• _Task goal_
Tell how many lines contain the word "less". Reply with the number only.
►
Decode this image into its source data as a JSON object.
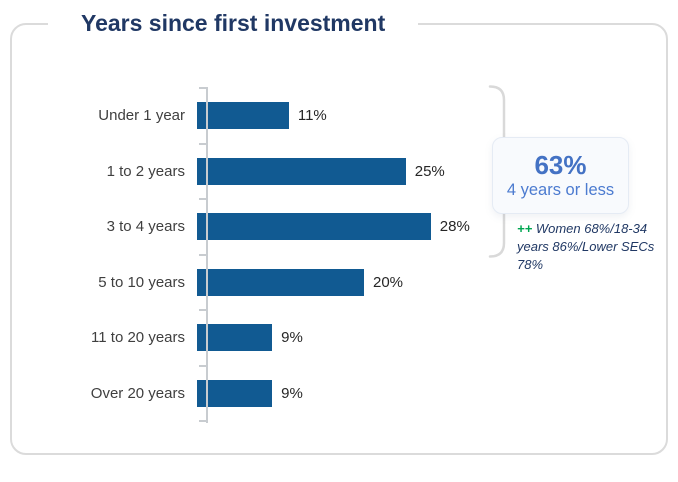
{
  "title": "Years since first investment",
  "chart_data": {
    "type": "bar",
    "orientation": "horizontal",
    "title": "Years since first investment",
    "categories": [
      "Under 1 year",
      "1 to 2 years",
      "3 to 4 years",
      "5 to 10 years",
      "11 to 20 years",
      "Over 20 years"
    ],
    "values": [
      11,
      25,
      28,
      20,
      9,
      9
    ],
    "value_labels": [
      "11%",
      "25%",
      "28%",
      "20%",
      "9%",
      "9%"
    ],
    "unit": "%",
    "xlim": [
      0,
      30
    ],
    "grid": false,
    "legend": false,
    "bar_color": "#115A92",
    "annotations": {
      "bracket_groups_categories": [
        "Under 1 year",
        "1 to 2 years",
        "3 to 4 years"
      ],
      "callout_value": "63%",
      "callout_label": "4 years or less",
      "note": "++ Women 68%/18-34 years 86%/Lower SECs 78%"
    }
  },
  "callout": {
    "value": "63%",
    "label": "4 years or less"
  },
  "note": {
    "marker": "++",
    "text": "Women 68%/18-34 years 86%/Lower SECs 78%"
  },
  "colors": {
    "bar": "#115A92",
    "title": "#203864",
    "callout": "#4472C4",
    "calloutSub": "#4C7BD0",
    "green": "#00A651",
    "noteText": "#203864",
    "axis": "#C8CCD0",
    "cardBorder": "#DBDBDB",
    "label": "#3F3F3F",
    "value": "#262626",
    "calloutBg": "#F8FAFD",
    "calloutBorder": "#E5EBF4",
    "bracket": "#D9D9D9"
  }
}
◄
• _Answer to this exercise_
2